Given data ->
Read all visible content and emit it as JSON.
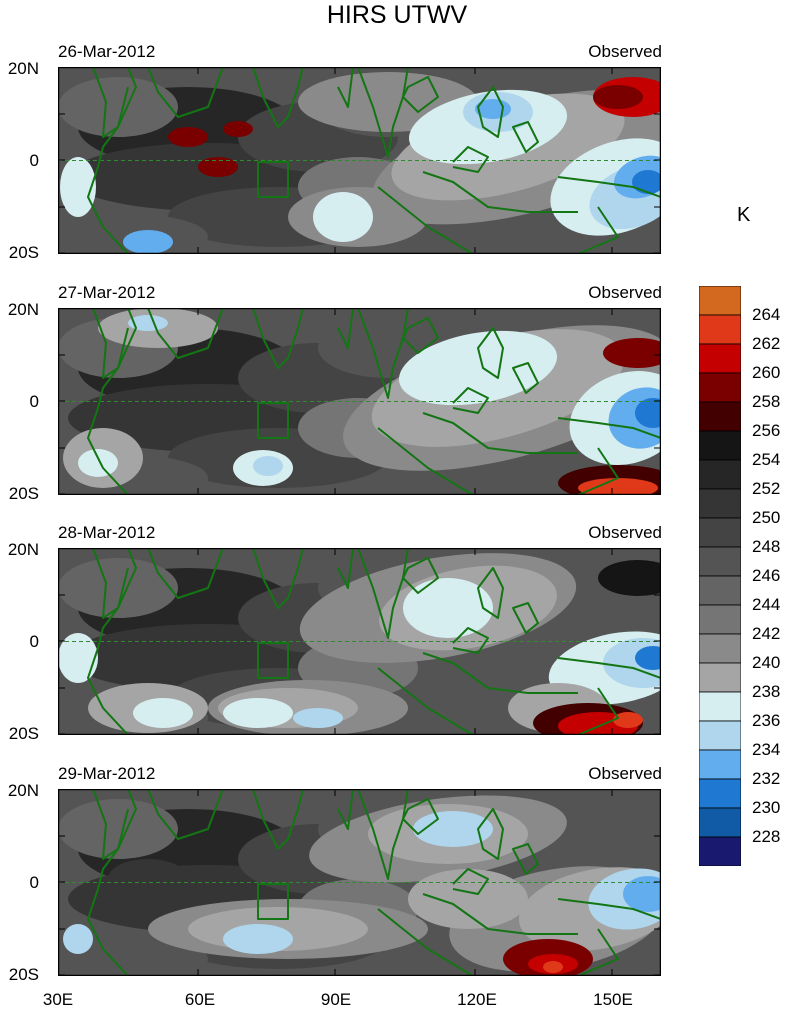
{
  "title": "HIRS UTWV",
  "units": "K",
  "panels": [
    {
      "date": "26-Mar-2012",
      "label": "Observed",
      "lat_labels": [
        "20N",
        "0",
        "20S"
      ]
    },
    {
      "date": "27-Mar-2012",
      "label": "Observed",
      "lat_labels": [
        "20N",
        "0",
        "20S"
      ]
    },
    {
      "date": "28-Mar-2012",
      "label": "Observed",
      "lat_labels": [
        "20N",
        "0",
        "20S"
      ]
    },
    {
      "date": "29-Mar-2012",
      "label": "Observed",
      "lat_labels": [
        "20N",
        "0",
        "20S"
      ]
    }
  ],
  "lon_labels": [
    "30E",
    "60E",
    "90E",
    "120E",
    "150E"
  ],
  "colorbar": {
    "labels": [
      "264",
      "262",
      "260",
      "258",
      "256",
      "254",
      "252",
      "250",
      "248",
      "246",
      "244",
      "242",
      "240",
      "238",
      "236",
      "234",
      "232",
      "230",
      "228"
    ],
    "colors": [
      "#d2691e",
      "#e0391a",
      "#c40000",
      "#7a0000",
      "#420000",
      "#151515",
      "#262626",
      "#353535",
      "#444444",
      "#545454",
      "#646464",
      "#757575",
      "#8a8a8a",
      "#a5a5a5",
      "#d6eef0",
      "#afd6ec",
      "#62adee",
      "#1f78d2",
      "#105aa6",
      "#191970"
    ]
  },
  "map_colors": {
    "land": "#137513",
    "equator": "#2e8b2e"
  }
}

Required task -> Show every line from the listing above in which the string "date" appears.

Result of the exercise ->
      "date": "26-Mar-2012",
      "date": "27-Mar-2012",
      "date": "28-Mar-2012",
      "date": "29-Mar-2012",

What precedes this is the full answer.